YOUR TASK
Copy out all the entries word for word.

DATA FOR THE TASK
Begin

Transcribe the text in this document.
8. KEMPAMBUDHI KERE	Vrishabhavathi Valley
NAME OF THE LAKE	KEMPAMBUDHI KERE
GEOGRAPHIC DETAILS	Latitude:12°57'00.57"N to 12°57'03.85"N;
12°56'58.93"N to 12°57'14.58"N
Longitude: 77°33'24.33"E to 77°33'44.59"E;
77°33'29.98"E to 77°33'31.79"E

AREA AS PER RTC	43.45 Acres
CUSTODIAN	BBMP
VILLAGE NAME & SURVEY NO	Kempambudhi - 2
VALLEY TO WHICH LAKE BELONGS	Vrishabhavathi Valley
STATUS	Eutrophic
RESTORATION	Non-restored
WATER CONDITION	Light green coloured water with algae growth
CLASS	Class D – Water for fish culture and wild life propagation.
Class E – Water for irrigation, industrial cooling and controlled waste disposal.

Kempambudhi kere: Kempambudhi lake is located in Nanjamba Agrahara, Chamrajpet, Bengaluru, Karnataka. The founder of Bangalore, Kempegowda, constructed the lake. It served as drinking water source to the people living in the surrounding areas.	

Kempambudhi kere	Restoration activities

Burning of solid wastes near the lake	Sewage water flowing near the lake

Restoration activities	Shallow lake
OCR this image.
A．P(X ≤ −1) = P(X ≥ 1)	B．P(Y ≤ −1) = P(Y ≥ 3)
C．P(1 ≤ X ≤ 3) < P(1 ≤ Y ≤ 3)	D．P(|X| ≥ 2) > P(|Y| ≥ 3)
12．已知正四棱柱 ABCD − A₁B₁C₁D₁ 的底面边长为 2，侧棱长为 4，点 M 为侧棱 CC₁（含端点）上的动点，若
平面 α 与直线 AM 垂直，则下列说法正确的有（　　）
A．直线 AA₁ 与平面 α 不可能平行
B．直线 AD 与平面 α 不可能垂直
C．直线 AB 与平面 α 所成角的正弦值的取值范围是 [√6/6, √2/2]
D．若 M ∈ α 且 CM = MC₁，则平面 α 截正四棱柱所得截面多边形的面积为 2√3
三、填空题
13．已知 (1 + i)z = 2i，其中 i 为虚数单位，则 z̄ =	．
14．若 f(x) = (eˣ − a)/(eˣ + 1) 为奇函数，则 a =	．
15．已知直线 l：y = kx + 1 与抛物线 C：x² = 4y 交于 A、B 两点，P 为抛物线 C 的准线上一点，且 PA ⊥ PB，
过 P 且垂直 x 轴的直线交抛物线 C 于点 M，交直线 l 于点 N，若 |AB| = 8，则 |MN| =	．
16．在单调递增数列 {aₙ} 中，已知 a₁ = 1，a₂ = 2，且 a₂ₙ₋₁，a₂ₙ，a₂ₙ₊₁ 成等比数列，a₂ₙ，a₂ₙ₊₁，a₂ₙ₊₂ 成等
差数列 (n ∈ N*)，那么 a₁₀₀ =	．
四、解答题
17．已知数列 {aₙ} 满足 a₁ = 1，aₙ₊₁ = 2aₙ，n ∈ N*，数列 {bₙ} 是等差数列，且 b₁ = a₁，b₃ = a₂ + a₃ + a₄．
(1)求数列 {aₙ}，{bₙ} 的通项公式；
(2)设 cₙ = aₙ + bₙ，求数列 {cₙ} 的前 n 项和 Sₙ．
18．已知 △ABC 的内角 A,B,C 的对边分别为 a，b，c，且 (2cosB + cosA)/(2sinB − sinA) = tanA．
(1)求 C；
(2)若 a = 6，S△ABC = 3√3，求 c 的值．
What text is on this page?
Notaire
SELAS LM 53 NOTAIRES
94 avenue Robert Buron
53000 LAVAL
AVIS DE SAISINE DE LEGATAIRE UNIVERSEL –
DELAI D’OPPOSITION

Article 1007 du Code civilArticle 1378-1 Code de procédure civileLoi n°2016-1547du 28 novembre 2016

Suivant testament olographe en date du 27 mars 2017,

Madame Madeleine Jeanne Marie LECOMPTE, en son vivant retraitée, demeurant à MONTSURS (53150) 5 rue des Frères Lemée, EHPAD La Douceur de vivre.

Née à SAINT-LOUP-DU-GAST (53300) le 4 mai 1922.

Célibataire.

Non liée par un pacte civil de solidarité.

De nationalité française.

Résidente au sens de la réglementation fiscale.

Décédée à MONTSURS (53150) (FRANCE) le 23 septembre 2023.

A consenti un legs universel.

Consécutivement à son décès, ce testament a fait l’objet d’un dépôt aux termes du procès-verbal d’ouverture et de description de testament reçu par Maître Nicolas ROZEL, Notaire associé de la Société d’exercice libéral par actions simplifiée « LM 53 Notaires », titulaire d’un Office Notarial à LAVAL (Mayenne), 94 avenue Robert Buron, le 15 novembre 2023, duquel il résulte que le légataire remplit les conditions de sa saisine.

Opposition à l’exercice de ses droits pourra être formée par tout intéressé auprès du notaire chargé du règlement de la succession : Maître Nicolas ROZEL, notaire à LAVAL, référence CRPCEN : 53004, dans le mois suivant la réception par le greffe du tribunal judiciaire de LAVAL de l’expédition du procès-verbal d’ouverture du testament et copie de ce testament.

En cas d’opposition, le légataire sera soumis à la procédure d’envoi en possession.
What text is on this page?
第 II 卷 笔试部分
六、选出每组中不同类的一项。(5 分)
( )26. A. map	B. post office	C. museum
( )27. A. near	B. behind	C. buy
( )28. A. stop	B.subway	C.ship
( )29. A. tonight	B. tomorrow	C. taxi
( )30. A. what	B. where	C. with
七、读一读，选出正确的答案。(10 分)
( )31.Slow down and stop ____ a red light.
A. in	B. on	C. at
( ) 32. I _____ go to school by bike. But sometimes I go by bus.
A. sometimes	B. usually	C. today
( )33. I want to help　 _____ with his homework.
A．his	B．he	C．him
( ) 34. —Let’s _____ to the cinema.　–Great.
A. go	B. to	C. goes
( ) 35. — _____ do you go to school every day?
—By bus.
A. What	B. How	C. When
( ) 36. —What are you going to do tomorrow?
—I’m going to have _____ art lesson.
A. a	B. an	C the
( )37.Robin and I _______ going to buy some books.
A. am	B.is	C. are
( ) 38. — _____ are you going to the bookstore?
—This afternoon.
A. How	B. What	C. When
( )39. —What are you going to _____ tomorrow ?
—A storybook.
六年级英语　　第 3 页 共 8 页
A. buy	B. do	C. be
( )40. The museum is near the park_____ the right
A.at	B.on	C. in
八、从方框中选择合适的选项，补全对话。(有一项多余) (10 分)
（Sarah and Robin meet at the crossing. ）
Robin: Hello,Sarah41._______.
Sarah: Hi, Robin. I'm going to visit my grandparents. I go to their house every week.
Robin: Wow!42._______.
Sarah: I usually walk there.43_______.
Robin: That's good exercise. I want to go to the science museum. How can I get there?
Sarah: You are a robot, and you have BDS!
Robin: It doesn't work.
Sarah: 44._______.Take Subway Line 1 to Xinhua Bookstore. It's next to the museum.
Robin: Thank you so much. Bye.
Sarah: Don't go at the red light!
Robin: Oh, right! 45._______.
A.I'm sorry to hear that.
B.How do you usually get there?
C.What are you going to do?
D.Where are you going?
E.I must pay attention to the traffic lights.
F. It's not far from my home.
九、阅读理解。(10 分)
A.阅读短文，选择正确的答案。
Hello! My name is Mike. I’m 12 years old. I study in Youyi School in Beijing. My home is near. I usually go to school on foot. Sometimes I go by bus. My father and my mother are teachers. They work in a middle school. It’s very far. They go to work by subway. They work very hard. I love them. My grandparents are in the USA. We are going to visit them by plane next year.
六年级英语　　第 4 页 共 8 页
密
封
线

End

SOLUTION
Transcribe the text in this document.
8. KEMPAMBUDHI KERE	Vrishabhavathi Valley
NAME OF THE LAKE	KEMPAMBUDHI KERE
GEOGRAPHIC DETAILS	Latitude:12°57'00.57"N to 12°57'03.85"N;
12°56'58.93"N to 12°57'14.58"N
Longitude: 77°33'24.33"E to 77°33'44.59"E;
77°33'29.98"E to 77°33'31.79"E

AREA AS PER RTC	43.45 Acres
CUSTODIAN	BBMP
VILLAGE NAME & SURVEY NO	Kempambudhi - 2
VALLEY TO WHICH LAKE BELONGS	Vrishabhavathi Valley
STATUS	Eutrophic
RESTORATION	Non-restored
WATER CONDITION	Light green coloured water with algae growth
CLASS	Class D – Water for fish culture and wild life propagation.
Class E – Water for irrigation, industrial cooling and controlled waste disposal.

Kempambudhi kere: Kempambudhi lake is located in Nanjamba Agrahara, Chamrajpet, Bengaluru, Karnataka. The founder of Bangalore, Kempegowda, constructed the lake. It served as drinking water source to the people living in the surrounding areas.	

Kempambudhi kere	Restoration activities

Burning of solid wastes near the lake	Sewage water flowing near the lake

Restoration activities	Shallow lake
OCR this image.
A．P(X ≤ −1) = P(X ≥ 1)	B．P(Y ≤ −1) = P(Y ≥ 3)
C．P(1 ≤ X ≤ 3) < P(1 ≤ Y ≤ 3)	D．P(|X| ≥ 2) > P(|Y| ≥ 3)
12．已知正四棱柱 ABCD − A₁B₁C₁D₁ 的底面边长为 2，侧棱长为 4，点 M 为侧棱 CC₁（含端点）上的动点，若
平面 α 与直线 AM 垂直，则下列说法正确的有（　　）
A．直线 AA₁ 与平面 α 不可能平行
B．直线 AD 与平面 α 不可能垂直
C．直线 AB 与平面 α 所成角的正弦值的取值范围是 [√6/6, √2/2]
D．若 M ∈ α 且 CM = MC₁，则平面 α 截正四棱柱所得截面多边形的面积为 2√3
三、填空题
13．已知 (1 + i)z = 2i，其中 i 为虚数单位，则 z̄ =	．
14．若 f(x) = (eˣ − a)/(eˣ + 1) 为奇函数，则 a =	．
15．已知直线 l：y = kx + 1 与抛物线 C：x² = 4y 交于 A、B 两点，P 为抛物线 C 的准线上一点，且 PA ⊥ PB，
过 P 且垂直 x 轴的直线交抛物线 C 于点 M，交直线 l 于点 N，若 |AB| = 8，则 |MN| =	．
16．在单调递增数列 {aₙ} 中，已知 a₁ = 1，a₂ = 2，且 a₂ₙ₋₁，a₂ₙ，a₂ₙ₊₁ 成等比数列，a₂ₙ，a₂ₙ₊₁，a₂ₙ₊₂ 成等
差数列 (n ∈ N*)，那么 a₁₀₀ =	．
四、解答题
17．已知数列 {aₙ} 满足 a₁ = 1，aₙ₊₁ = 2aₙ，n ∈ N*，数列 {bₙ} 是等差数列，且 b₁ = a₁，b₃ = a₂ + a₃ + a₄．
(1)求数列 {aₙ}，{bₙ} 的通项公式；
(2)设 cₙ = aₙ + bₙ，求数列 {cₙ} 的前 n 项和 Sₙ．
18．已知 △ABC 的内角 A,B,C 的对边分别为 a，b，c，且 (2cosB + cosA)/(2sinB − sinA) = tanA．
(1)求 C；
(2)若 a = 6，S△ABC = 3√3，求 c 的值．
What text is on this page?
Notaire
SELAS LM 53 NOTAIRES
94 avenue Robert Buron
53000 LAVAL
AVIS DE SAISINE DE LEGATAIRE UNIVERSEL –
DELAI D’OPPOSITION

Article 1007 du Code civilArticle 1378-1 Code de procédure civileLoi n°2016-1547du 28 novembre 2016

Suivant testament olographe en date du 27 mars 2017,

Madame Madeleine Jeanne Marie LECOMPTE, en son vivant retraitée, demeurant à MONTSURS (53150) 5 rue des Frères Lemée, EHPAD La Douceur de vivre.

Née à SAINT-LOUP-DU-GAST (53300) le 4 mai 1922.

Célibataire.

Non liée par un pacte civil de solidarité.

De nationalité française.

Résidente au sens de la réglementation fiscale.

Décédée à MONTSURS (53150) (FRANCE) le 23 septembre 2023.

A consenti un legs universel.

Consécutivement à son décès, ce testament a fait l’objet d’un dépôt aux termes du procès-verbal d’ouverture et de description de testament reçu par Maître Nicolas ROZEL, Notaire associé de la Société d’exercice libéral par actions simplifiée « LM 53 Notaires », titulaire d’un Office Notarial à LAVAL (Mayenne), 94 avenue Robert Buron, le 15 novembre 2023, duquel il résulte que le légataire remplit les conditions de sa saisine.

Opposition à l’exercice de ses droits pourra être formée par tout intéressé auprès du notaire chargé du règlement de la succession : Maître Nicolas ROZEL, notaire à LAVAL, référence CRPCEN : 53004, dans le mois suivant la réception par le greffe du tribunal judiciaire de LAVAL de l’expédition du procès-verbal d’ouverture du testament et copie de ce testament.

En cas d’opposition, le légataire sera soumis à la procédure d’envoi en possession.
What text is on this page?
第 II 卷 笔试部分
六、选出每组中不同类的一项。(5 分)
( )26. A. map	B. post office	C. museum
( )27. A. near	B. behind	C. buy
( )28. A. stop	B.subway	C.ship
( )29. A. tonight	B. tomorrow	C. taxi
( )30. A. what	B. where	C. with
七、读一读，选出正确的答案。(10 分)
( )31.Slow down and stop ____ a red light.
A. in	B. on	C. at
( ) 32. I _____ go to school by bike. But sometimes I go by bus.
A. sometimes	B. usually	C. today
( )33. I want to help　 _____ with his homework.
A．his	B．he	C．him
( ) 34. —Let’s _____ to the cinema.　–Great.
A. go	B. to	C. goes
( ) 35. — _____ do you go to school every day?
—By bus.
A. What	B. How	C. When
( ) 36. —What are you going to do tomorrow?
—I’m going to have _____ art lesson.
A. a	B. an	C the
( )37.Robin and I _______ going to buy some books.
A. am	B.is	C. are
( ) 38. — _____ are you going to the bookstore?
—This afternoon.
A. How	B. What	C. When
( )39. —What are you going to _____ tomorrow ?
—A storybook.
六年级英语　　第 3 页 共 8 页
A. buy	B. do	C. be
( )40. The museum is near the park_____ the right
A.at	B.on	C. in
八、从方框中选择合适的选项，补全对话。(有一项多余) (10 分)
（Sarah and Robin meet at the crossing. ）
Robin: Hello,Sarah41._______.
Sarah: Hi, Robin. I'm going to visit my grandparents. I go to their house every week.
Robin: Wow!42._______.
Sarah: I usually walk there.43_______.
Robin: That's good exercise. I want to go to the science museum. How can I get there?
Sarah: You are a robot, and you have BDS!
Robin: It doesn't work.
Sarah: 44._______.Take Subway Line 1 to Xinhua Bookstore. It's next to the museum.
Robin: Thank you so much. Bye.
Sarah: Don't go at the red light!
Robin: Oh, right! 45._______.
A.I'm sorry to hear that.
B.How do you usually get there?
C.What are you going to do?
D.Where are you going?
E.I must pay attention to the traffic lights.
F. It's not far from my home.
九、阅读理解。(10 分)
A.阅读短文，选择正确的答案。
Hello! My name is Mike. I’m 12 years old. I study in Youyi School in Beijing. My home is near. I usually go to school on foot. Sometimes I go by bus. My father and my mother are teachers. They work in a middle school. It’s very far. They go to work by subway. They work very hard. I love them. My grandparents are in the USA. We are going to visit them by plane next year.
六年级英语　　第 4 页 共 8 页
密
封
线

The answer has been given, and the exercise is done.